▶ [Set task]:
Identify each line holding the string "Never" and copy it.
* Start *
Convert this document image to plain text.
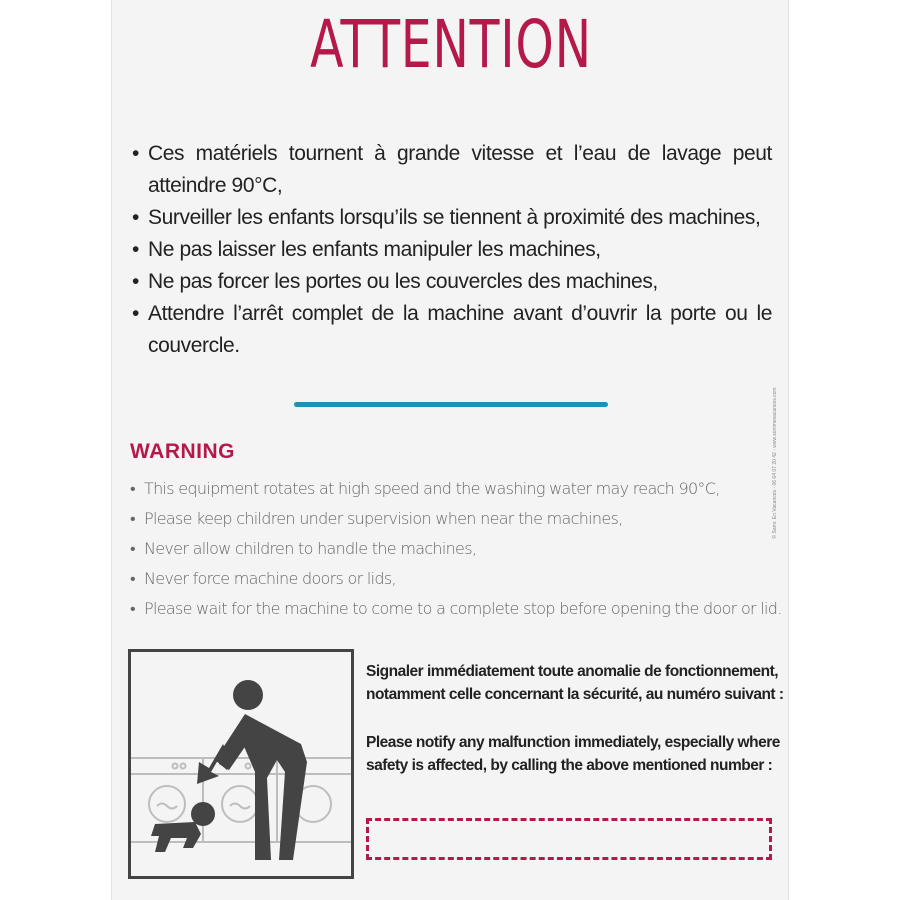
ATTENTION
• Ces matériels tournent à grande vitesse et l’eau de lavage peut atteindre 90°C,
• Surveiller les enfants lorsqu’ils se tiennent à proximité des machines,
• Ne pas laisser les enfants manipuler les machines,
• Ne pas forcer les portes ou les couvercles des machines,
• Attendre l’arrêt complet de la machine avant d’ouvrir la porte ou le couvercle.
WARNING
• This equipment rotates at high speed and the washing water may reach 90°C,
• Please keep children under supervision when near the machines,
• Never allow children to handle the machines,
• Never force machine doors or lids,
• Please wait for the machine to come to a complete stop before opening the door or lid.
© Samr. En Vacances - 06 64 07 20 42 - www.sommevacances.com

Signaler immédiatement toute anomalie de fonctionnement, notamment celle concernant la sécurité, au numéro suivant :

Please notify any malfunction immediately, especially where safety is affected, by calling the above mentioned number :
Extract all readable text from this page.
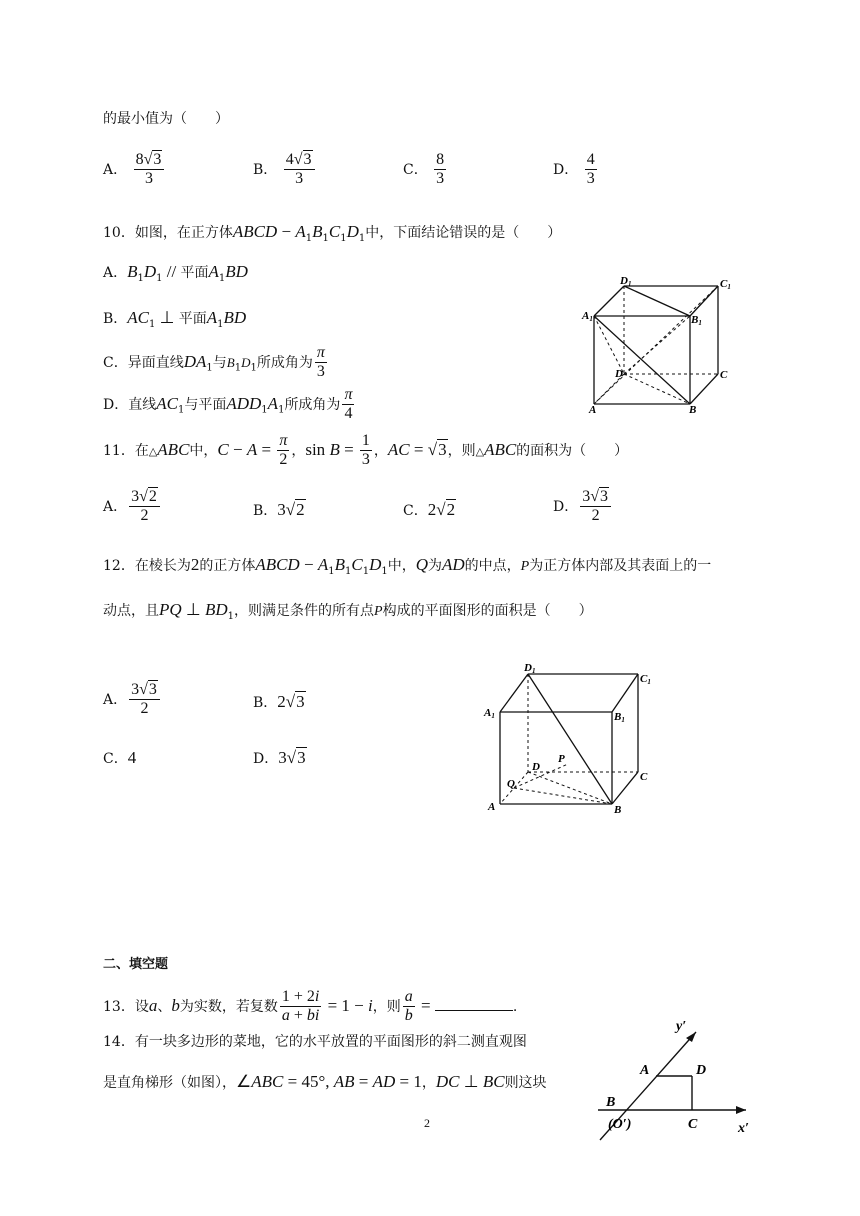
的最小值为（　　）
A． $\frac{8√3}{3}$	B． $\frac{4√3}{3}$	C． $\frac{8}{3}$	D． $\frac{4}{3}$
10．如图，在正方体ABCD − $A_1B_1C_1D_1$中，下面结论错误的是（　　）
A．$B_1D_1$ // 平面$A_1BD$
B．$AC_1$ ⊥ 平面$A_1BD$
C．异面直线$DA_1$与$B_1D_1$所成角为 $\frac{\pi}{3}$
D．直线$AC_1$与平面$ADD_1A_1$所成角为 $\frac{\pi}{4}$
D1	C1
A1	B1
D	C
A	B
11．在△ABC中，$C - A = \frac{\pi}{2}$ ，$\sin B = \frac{1}{3}$ ，AC = √3，则△ABC的面积为（　　）
A． $\frac{3√2}{2}$	B．3√2	C．2√2	D． $\frac{3√3}{2}$
12．在棱长为2的正方体ABCD − $A_1B_1C_1D_1$中，Q为AD的中点，P为正方体内部及其表面上的一
动点，且PQ ⊥ $BD_1$，则满足条件的所有点P构成的平面图形的面积是（　　）
A． $\frac{3√3}{2}$	B．2√3
C．4	D．3√3
D1
C1
A1	B1
D
P
C
Q
A	B
二、填空题
13．设a、b为实数，若复数 $\frac{1 + 2i}{a + bi} = 1 - i$，则 $\frac{a}{b}$ =	.
14．有一块多边形的菜地，它的水平放置的平面图形的斜二测直观图
是直角梯形（如图），∠ABC = 45°, AB = AD = 1，DC ⊥ BC则这块
y′
A	D
B
(O′)	C	x′
2
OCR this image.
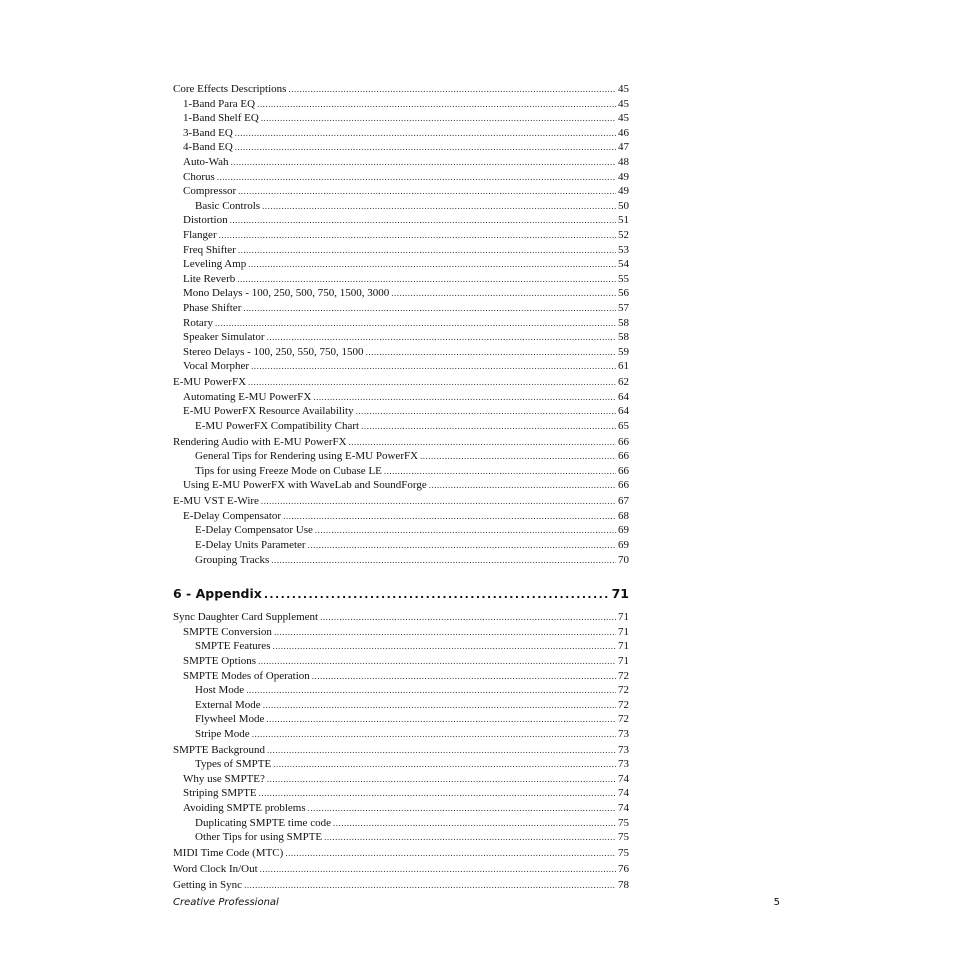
Core Effects Descriptions .....	45
1-Band Para EQ .....	45
1-Band Shelf EQ .....	45
3-Band EQ .....	46
4-Band EQ .....	47
Auto-Wah .....	48
Chorus .....	49
Compressor .....	49
Basic Controls .....	50
Distortion .....	51
Flanger .....	52
Freq Shifter .....	53
Leveling Amp .....	54
Lite Reverb .....	55
Mono Delays - 100, 250, 500, 750, 1500, 3000 .....	56
Phase Shifter .....	57
Rotary .....	58
Speaker Simulator .....	58
Stereo Delays - 100, 250, 550, 750, 1500 .....	59
Vocal Morpher .....	61
E-MU PowerFX .....	62
Automating E-MU PowerFX .....	64
E-MU PowerFX Resource Availability .....	64
E-MU PowerFX Compatibility Chart .....	65
Rendering Audio with E-MU PowerFX .....	66
General Tips for Rendering using E-MU PowerFX .....	66
Tips for using Freeze Mode on Cubase LE .....	66
Using E-MU PowerFX with WaveLab and SoundForge .....	66
E-MU VST E-Wire .....	67
E-Delay Compensator .....	68
E-Delay Compensator Use .....	69
E-Delay Units Parameter .....	69
Grouping Tracks .....	70
6 - Appendix .....	71
Sync Daughter Card Supplement .....	71
SMPTE Conversion .....	71
SMPTE Features .....	71
SMPTE Options .....	71
SMPTE Modes of Operation .....	72
Host Mode .....	72
External Mode .....	72
Flywheel Mode .....	72
Stripe Mode .....	73
SMPTE Background .....	73
Types of SMPTE .....	73
Why use SMPTE? .....	74
Striping SMPTE .....	74
Avoiding SMPTE problems .....	74
Duplicating SMPTE time code .....	75
Other Tips for using SMPTE .....	75
MIDI Time Code (MTC) .....	75
Word Clock In/Out .....	76
Getting in Sync .....	78
Creative Professional	5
* End *
▶ [Exercise response]:
• Never allow children to handle the machines,
• Never force machine doors or lids,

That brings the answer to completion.